DATA FOR THE TASK

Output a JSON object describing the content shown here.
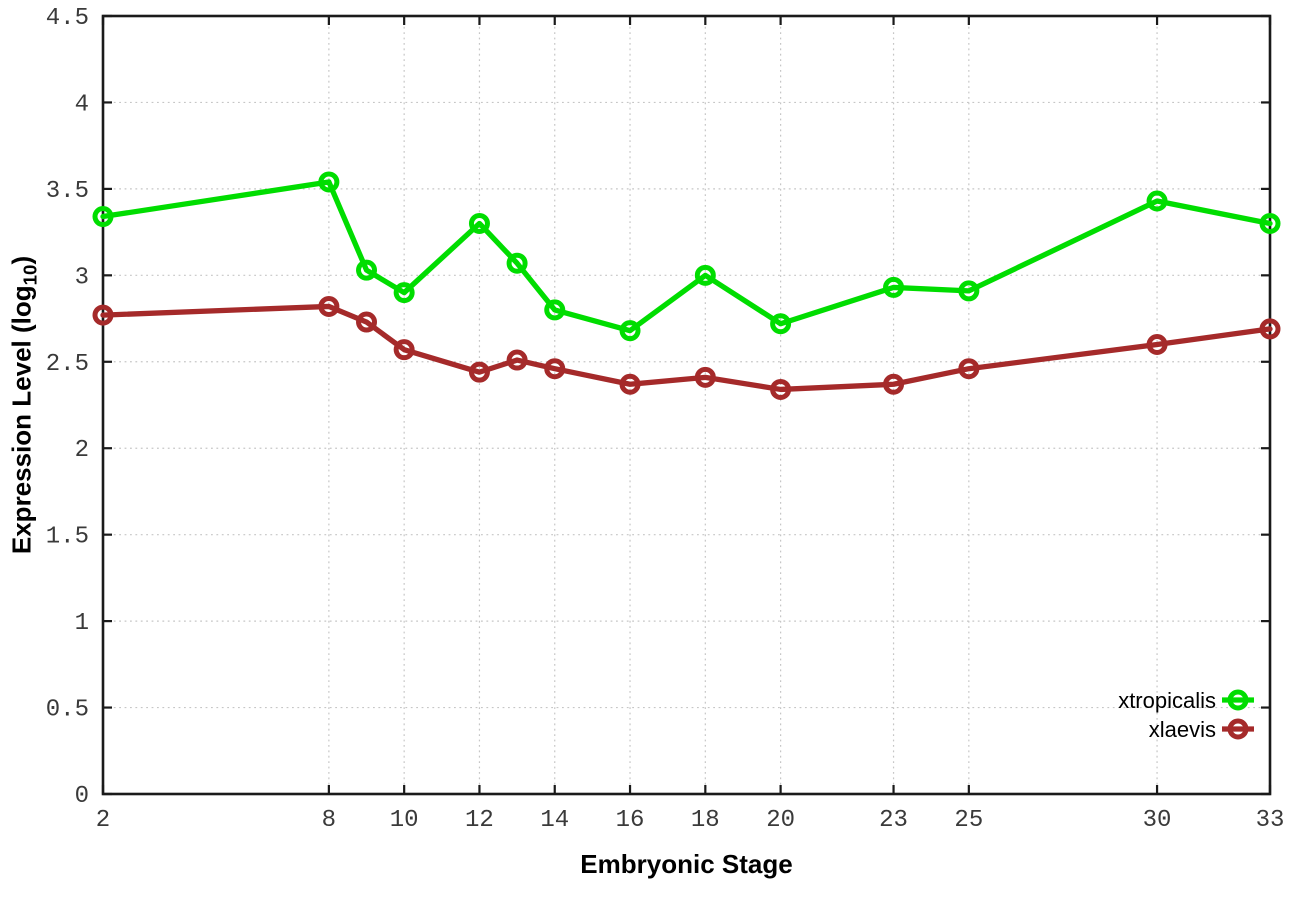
{
  "chart_data": {
    "type": "line",
    "title": "",
    "xlabel": "Embryonic Stage",
    "ylabel": {
      "main": "Expression Level (log",
      "sub": "10",
      "close": ")"
    },
    "x": [
      2,
      8,
      9,
      10,
      12,
      13,
      14,
      16,
      18,
      20,
      23,
      25,
      30,
      33
    ],
    "xlim": [
      2,
      33
    ],
    "ylim": [
      0,
      4.5
    ],
    "xtick_values": [
      2,
      8,
      10,
      12,
      14,
      16,
      18,
      20,
      23,
      25,
      30,
      33
    ],
    "xtick_labels": [
      "2",
      "8",
      "10",
      "12",
      "14",
      "16",
      "18",
      "20",
      "23",
      "25",
      "30",
      "33"
    ],
    "ytick_values": [
      0,
      0.5,
      1,
      1.5,
      2,
      2.5,
      3,
      3.5,
      4,
      4.5
    ],
    "ytick_labels": [
      "0",
      "0.5",
      "1",
      "1.5",
      "2",
      "2.5",
      "3",
      "3.5",
      "4",
      "4.5"
    ],
    "grid": true,
    "legend_position": "inside-bottom-right",
    "series": [
      {
        "name": "xtropicalis",
        "color": "#00dd00",
        "marker": "open-circle",
        "values": [
          3.34,
          3.54,
          3.03,
          2.9,
          3.3,
          3.07,
          2.8,
          2.68,
          3.0,
          2.72,
          2.93,
          2.91,
          3.43,
          3.3
        ]
      },
      {
        "name": "xlaevis",
        "color": "#a52a2a",
        "marker": "open-circle",
        "values": [
          2.77,
          2.82,
          2.73,
          2.57,
          2.44,
          2.51,
          2.46,
          2.37,
          2.41,
          2.34,
          2.37,
          2.46,
          2.6,
          2.69
        ]
      }
    ],
    "style": {
      "grid_color": "#c6c6c6",
      "axis_color": "#1a1a1a",
      "tick_text_color": "#3a3a3a",
      "background": "#ffffff"
    }
  }
}
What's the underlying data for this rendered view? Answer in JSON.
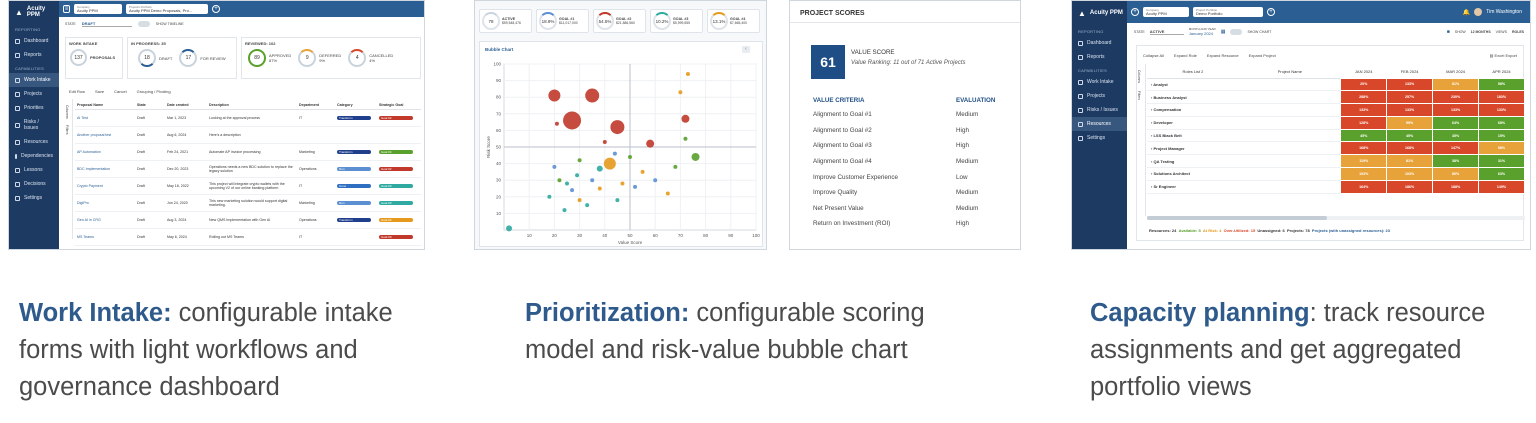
{
  "colors": {
    "sidebar": "#1d3a63",
    "topbar": "#2b5f94",
    "accent": "#2e5a8c",
    "text": "#4b4b4b"
  },
  "p1": {
    "app": "Acuity PPM",
    "company_label": "Company",
    "company": "Acuity PPM",
    "portfolio_label": "Projects Portfolio",
    "portfolio": "Acuity PPM Demo Proposals, Pro...",
    "nav_section1": "REPORTING",
    "nav_section2": "CAPABILITIES",
    "nav": [
      {
        "label": "Dashboard",
        "icon": "home-icon"
      },
      {
        "label": "Reports",
        "icon": "report-icon"
      },
      {
        "label": "Work Intake",
        "icon": "intake-icon",
        "active": true
      },
      {
        "label": "Projects",
        "icon": "folder-icon"
      },
      {
        "label": "Priorities",
        "icon": "priority-icon"
      },
      {
        "label": "Risks / Issues",
        "icon": "warning-icon"
      },
      {
        "label": "Resources",
        "icon": "people-icon"
      },
      {
        "label": "Dependencies",
        "icon": "link-icon"
      },
      {
        "label": "Lessons",
        "icon": "bulb-icon"
      },
      {
        "label": "Decisions",
        "icon": "gavel-icon"
      },
      {
        "label": "Settings",
        "icon": "gear-icon"
      }
    ],
    "state_label": "STATE",
    "state": "DRAFT",
    "timeline": "SHOW TIMELINE",
    "work_intake": {
      "title": "WORK INTAKE",
      "count": "137",
      "label": "PROPOSALS"
    },
    "in_progress": {
      "title": "IN PROGRESS: 35",
      "draft": "18",
      "draft_label": "DRAFT",
      "review": "17",
      "review_label": "FOR REVIEW"
    },
    "reviewed": {
      "title": "REVIEWED: 102",
      "approved": "89",
      "approved_label": "APPROVED",
      "approved_pct": "87%",
      "deferred": "9",
      "deferred_label": "DEFERRED",
      "deferred_pct": "9%",
      "cancelled": "4",
      "cancelled_label": "CANCELLED",
      "cancelled_pct": "4%"
    },
    "toolbar": [
      "Edit Row",
      "Save",
      "Cancel",
      "Grouping / Pivoting"
    ],
    "side_tabs": [
      "Columns",
      "Filters"
    ],
    "columns": [
      "Proposal Name",
      "State",
      "Date created",
      "Description",
      "Department",
      "Category",
      "Strategic Goal"
    ],
    "rows": [
      {
        "name": "AI Test",
        "state": "Draft",
        "date": "Mar 1, 2023",
        "desc": "Looking at the approval process",
        "dept": "IT",
        "cat": "Transform",
        "cat_color": "#1f3f8c",
        "goal": "Goal #2",
        "goal_color": "#c0392b"
      },
      {
        "name": "Another proposal test",
        "state": "Draft",
        "date": "Aug 6, 2024",
        "desc": "Here's a description",
        "dept": "",
        "cat": "",
        "cat_color": "",
        "goal": "",
        "goal_color": ""
      },
      {
        "name": "AP Automation",
        "state": "Draft",
        "date": "Feb 24, 2021",
        "desc": "Automate AP invoice processing",
        "dept": "Marketing",
        "cat": "Transform",
        "cat_color": "#1f3f8c",
        "goal": "Goal #4",
        "goal_color": "#5aa02c"
      },
      {
        "name": "BDC Implementation",
        "state": "Draft",
        "date": "Dec 20, 2023",
        "desc": "Operations needs a new BDC solution to replace the legacy solution",
        "dept": "Operations",
        "cat": "Run",
        "cat_color": "#5b8fd1",
        "goal": "Goal #2",
        "goal_color": "#c0392b"
      },
      {
        "name": "Crypto Payment",
        "state": "Draft",
        "date": "May 18, 2022",
        "desc": "This project will integrate crypto wallets with the upcoming V2 of our online banking platform",
        "dept": "IT",
        "cat": "Grow",
        "cat_color": "#2f6fc2",
        "goal": "Goal #3",
        "goal_color": "#2eaaa0"
      },
      {
        "name": "DigiPro",
        "state": "Draft",
        "date": "Jun 24, 2020",
        "desc": "This new marketing solution would support digital marketing.",
        "dept": "Marketing",
        "cat": "Run",
        "cat_color": "#5b8fd1",
        "goal": "Goal #3",
        "goal_color": "#2eaaa0"
      },
      {
        "name": "Gen AI in CRG",
        "state": "Draft",
        "date": "Aug 3, 2024",
        "desc": "New QMS Implementation with Gen AI",
        "dept": "Operations",
        "cat": "Transform",
        "cat_color": "#1f3f8c",
        "goal": "Goal #2",
        "goal_color": "#e69a1d"
      },
      {
        "name": "MS Teams",
        "state": "Draft",
        "date": "May 6, 2024",
        "desc": "Rolling out MS Teams",
        "dept": "IT",
        "cat": "",
        "cat_color": "",
        "goal": "Goal #C",
        "goal_color": "#c0392b"
      }
    ]
  },
  "p2": {
    "kpis": [
      {
        "value": "78",
        "label": "ACTIVE",
        "sub": "$59,548,476",
        "color": "#c9d3dd"
      },
      {
        "value": "18.9%",
        "label": "GOAL #1",
        "sub": "$11,017,000",
        "color": "#5b8fd1"
      },
      {
        "value": "54.5%",
        "label": "GOAL #2",
        "sub": "$21,886,560",
        "color": "#c0392b"
      },
      {
        "value": "10.2%",
        "label": "GOAL #3",
        "sub": "$5,999,655",
        "color": "#2eaaa0"
      },
      {
        "value": "13.1%",
        "label": "GOAL #4",
        "sub": "$7,665,400",
        "color": "#e69a1d"
      }
    ],
    "chart_title": "Bubble Chart"
  },
  "chart_data": {
    "type": "scatter",
    "title": "Bubble Chart",
    "xlabel": "Value Score",
    "ylabel": "Risk Score",
    "xlim": [
      0,
      100
    ],
    "ylim": [
      0,
      100
    ],
    "xticks": [
      10,
      20,
      30,
      40,
      50,
      60,
      70,
      80,
      90,
      100
    ],
    "yticks": [
      10,
      20,
      30,
      40,
      50,
      60,
      70,
      80,
      90,
      100
    ],
    "points": [
      {
        "x": 20,
        "y": 81,
        "r": 6,
        "color": "#c0392b"
      },
      {
        "x": 35,
        "y": 81,
        "r": 7,
        "color": "#c0392b"
      },
      {
        "x": 27,
        "y": 66,
        "r": 9,
        "color": "#c0392b"
      },
      {
        "x": 45,
        "y": 62,
        "r": 7,
        "color": "#c0392b"
      },
      {
        "x": 72,
        "y": 67,
        "r": 4,
        "color": "#c0392b"
      },
      {
        "x": 58,
        "y": 52,
        "r": 4,
        "color": "#c0392b"
      },
      {
        "x": 21,
        "y": 64,
        "r": 2,
        "color": "#c0392b"
      },
      {
        "x": 40,
        "y": 53,
        "r": 2,
        "color": "#c0392b"
      },
      {
        "x": 70,
        "y": 83,
        "r": 2,
        "color": "#e69a1d"
      },
      {
        "x": 73,
        "y": 94,
        "r": 2,
        "color": "#e69a1d"
      },
      {
        "x": 42,
        "y": 40,
        "r": 6,
        "color": "#e69a1d"
      },
      {
        "x": 38,
        "y": 25,
        "r": 2,
        "color": "#e69a1d"
      },
      {
        "x": 55,
        "y": 35,
        "r": 2,
        "color": "#e69a1d"
      },
      {
        "x": 47,
        "y": 28,
        "r": 2,
        "color": "#e69a1d"
      },
      {
        "x": 30,
        "y": 18,
        "r": 2,
        "color": "#e69a1d"
      },
      {
        "x": 65,
        "y": 22,
        "r": 2,
        "color": "#e69a1d"
      },
      {
        "x": 76,
        "y": 44,
        "r": 4,
        "color": "#5aa02c"
      },
      {
        "x": 72,
        "y": 55,
        "r": 2,
        "color": "#5aa02c"
      },
      {
        "x": 68,
        "y": 38,
        "r": 2,
        "color": "#5aa02c"
      },
      {
        "x": 30,
        "y": 42,
        "r": 2,
        "color": "#5aa02c"
      },
      {
        "x": 22,
        "y": 30,
        "r": 2,
        "color": "#5aa02c"
      },
      {
        "x": 50,
        "y": 44,
        "r": 2,
        "color": "#5aa02c"
      },
      {
        "x": 38,
        "y": 37,
        "r": 3,
        "color": "#2eaaa0"
      },
      {
        "x": 25,
        "y": 28,
        "r": 2,
        "color": "#2eaaa0"
      },
      {
        "x": 29,
        "y": 33,
        "r": 2,
        "color": "#2eaaa0"
      },
      {
        "x": 18,
        "y": 20,
        "r": 2,
        "color": "#2eaaa0"
      },
      {
        "x": 33,
        "y": 15,
        "r": 2,
        "color": "#2eaaa0"
      },
      {
        "x": 24,
        "y": 12,
        "r": 2,
        "color": "#2eaaa0"
      },
      {
        "x": 45,
        "y": 18,
        "r": 2,
        "color": "#2eaaa0"
      },
      {
        "x": 2,
        "y": 1,
        "r": 3,
        "color": "#2eaaa0"
      },
      {
        "x": 27,
        "y": 24,
        "r": 2,
        "color": "#5b8fd1"
      },
      {
        "x": 35,
        "y": 30,
        "r": 2,
        "color": "#5b8fd1"
      },
      {
        "x": 20,
        "y": 38,
        "r": 2,
        "color": "#5b8fd1"
      },
      {
        "x": 52,
        "y": 26,
        "r": 2,
        "color": "#5b8fd1"
      },
      {
        "x": 60,
        "y": 30,
        "r": 2,
        "color": "#5b8fd1"
      },
      {
        "x": 44,
        "y": 46,
        "r": 2,
        "color": "#5b8fd1"
      }
    ]
  },
  "p3": {
    "title": "PROJECT SCORES",
    "score": "61",
    "score_title": "VALUE SCORE",
    "score_sub": "Value Ranking: 11 out of 71 Active Projects",
    "col1": "VALUE CRITERIA",
    "col2": "EVALUATION",
    "rows": [
      {
        "c": "Alignment to Goal #1",
        "e": "Medium"
      },
      {
        "c": "Alignment to Goal #2",
        "e": "High"
      },
      {
        "c": "Alignment to Goal #3",
        "e": "High"
      },
      {
        "c": "Alignment to Goal #4",
        "e": "Medium"
      },
      {
        "c": "Improve Customer Experience",
        "e": "Low"
      },
      {
        "c": "Improve Quality",
        "e": "Medium"
      },
      {
        "c": "Net Present Value",
        "e": "Medium"
      },
      {
        "c": "Return on Investment (ROI)",
        "e": "High"
      }
    ]
  },
  "p4": {
    "app": "Acuity PPM",
    "company_label": "Company",
    "company": "Acuity PPM",
    "portfolio_label": "Project Portfolio",
    "portfolio": "Demo Portfolio",
    "user": "Tim Washington",
    "notif": "1",
    "nav_section1": "REPORTING",
    "nav_section2": "CAPABILITIES",
    "nav": [
      {
        "label": "Dashboard",
        "icon": "home-icon"
      },
      {
        "label": "Reports",
        "icon": "report-icon"
      },
      {
        "label": "Work Intake",
        "icon": "intake-icon"
      },
      {
        "label": "Projects",
        "icon": "folder-icon"
      },
      {
        "label": "Risks / Issues",
        "icon": "warning-icon"
      },
      {
        "label": "Resources",
        "icon": "people-icon",
        "active": true
      },
      {
        "label": "Settings",
        "icon": "gear-icon"
      }
    ],
    "state_label": "STATE",
    "state": "ACTIVE",
    "month_label": "MONTH AND YEAR",
    "month": "January 2024",
    "show_chart": "SHOW CHART",
    "show_label": "SHOW",
    "show": "12 MONTHS",
    "views_label": "VIEWS",
    "views": "ROLES",
    "toolbar": [
      "Collapse All",
      "Expand Role",
      "Expand Resource",
      "Expand Project"
    ],
    "export": "Excel Export",
    "side_tabs": [
      "Columns",
      "Filters"
    ],
    "columns": [
      "Roles List 2",
      "Project Name",
      "JAN 2024",
      "FEB 2024",
      "MAR 2024",
      "APR 2024"
    ],
    "rows": [
      {
        "role": "Analyst",
        "v": [
          [
            "20%",
            "#d9472b"
          ],
          [
            "133%",
            "#d9472b"
          ],
          [
            "81%",
            "#e8a23a"
          ],
          [
            "58%",
            "#5aa02c"
          ]
        ]
      },
      {
        "role": "Business Analyst",
        "v": [
          [
            "288%",
            "#d9472b"
          ],
          [
            "257%",
            "#d9472b"
          ],
          [
            "230%",
            "#d9472b"
          ],
          [
            "183%",
            "#d9472b"
          ]
        ]
      },
      {
        "role": "Compensation",
        "v": [
          [
            "133%",
            "#d9472b"
          ],
          [
            "133%",
            "#d9472b"
          ],
          [
            "133%",
            "#d9472b"
          ],
          [
            "133%",
            "#d9472b"
          ]
        ]
      },
      {
        "role": "Developer",
        "v": [
          [
            "128%",
            "#d9472b"
          ],
          [
            "99%",
            "#e8a23a"
          ],
          [
            "64%",
            "#5aa02c"
          ],
          [
            "68%",
            "#5aa02c"
          ]
        ]
      },
      {
        "role": "LSS Black Belt",
        "v": [
          [
            "45%",
            "#5aa02c"
          ],
          [
            "45%",
            "#5aa02c"
          ],
          [
            "45%",
            "#5aa02c"
          ],
          [
            "15%",
            "#5aa02c"
          ]
        ]
      },
      {
        "role": "Project Manager",
        "v": [
          [
            "168%",
            "#d9472b"
          ],
          [
            "168%",
            "#d9472b"
          ],
          [
            "147%",
            "#d9472b"
          ],
          [
            "98%",
            "#e8a23a"
          ]
        ]
      },
      {
        "role": "QA Testing",
        "v": [
          [
            "119%",
            "#e8a23a"
          ],
          [
            "81%",
            "#e8a23a"
          ],
          [
            "38%",
            "#5aa02c"
          ],
          [
            "31%",
            "#5aa02c"
          ]
        ]
      },
      {
        "role": "Solutions Architect",
        "v": [
          [
            "103%",
            "#e8a23a"
          ],
          [
            "103%",
            "#e8a23a"
          ],
          [
            "80%",
            "#e8a23a"
          ],
          [
            "63%",
            "#5aa02c"
          ]
        ]
      },
      {
        "role": "Sr Engineer",
        "v": [
          [
            "164%",
            "#d9472b"
          ],
          [
            "186%",
            "#d9472b"
          ],
          [
            "188%",
            "#d9472b"
          ],
          [
            "149%",
            "#d9472b"
          ]
        ]
      }
    ],
    "footer": {
      "resources": "Resources: 24",
      "available": "Available: 5",
      "at_risk": "At Risk: 4",
      "over": "Over-Utilized: 15",
      "unassigned": "Unassigned: 6",
      "projects": "Projects: 78",
      "projects_un": "Projects (with unassigned resources): 23"
    }
  },
  "captions": [
    {
      "title": "Work Intake:",
      "text": " configurable intake forms with light workflows and governance dashboard"
    },
    {
      "title": "Prioritization:",
      "text": " configurable scoring model and risk-value bubble chart"
    },
    {
      "title": "Capacity planning",
      "text": ": track resource assignments and get aggregated portfolio views"
    }
  ]
}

EXERCISE DESCRIPTION
Wherever "unassigned" shows up in a line, copy that line.

RESULT OF THIS EXERCISE
      "unassigned": "Unassigned: 6",
      "projects_un": "Projects (with unassigned resources): 23"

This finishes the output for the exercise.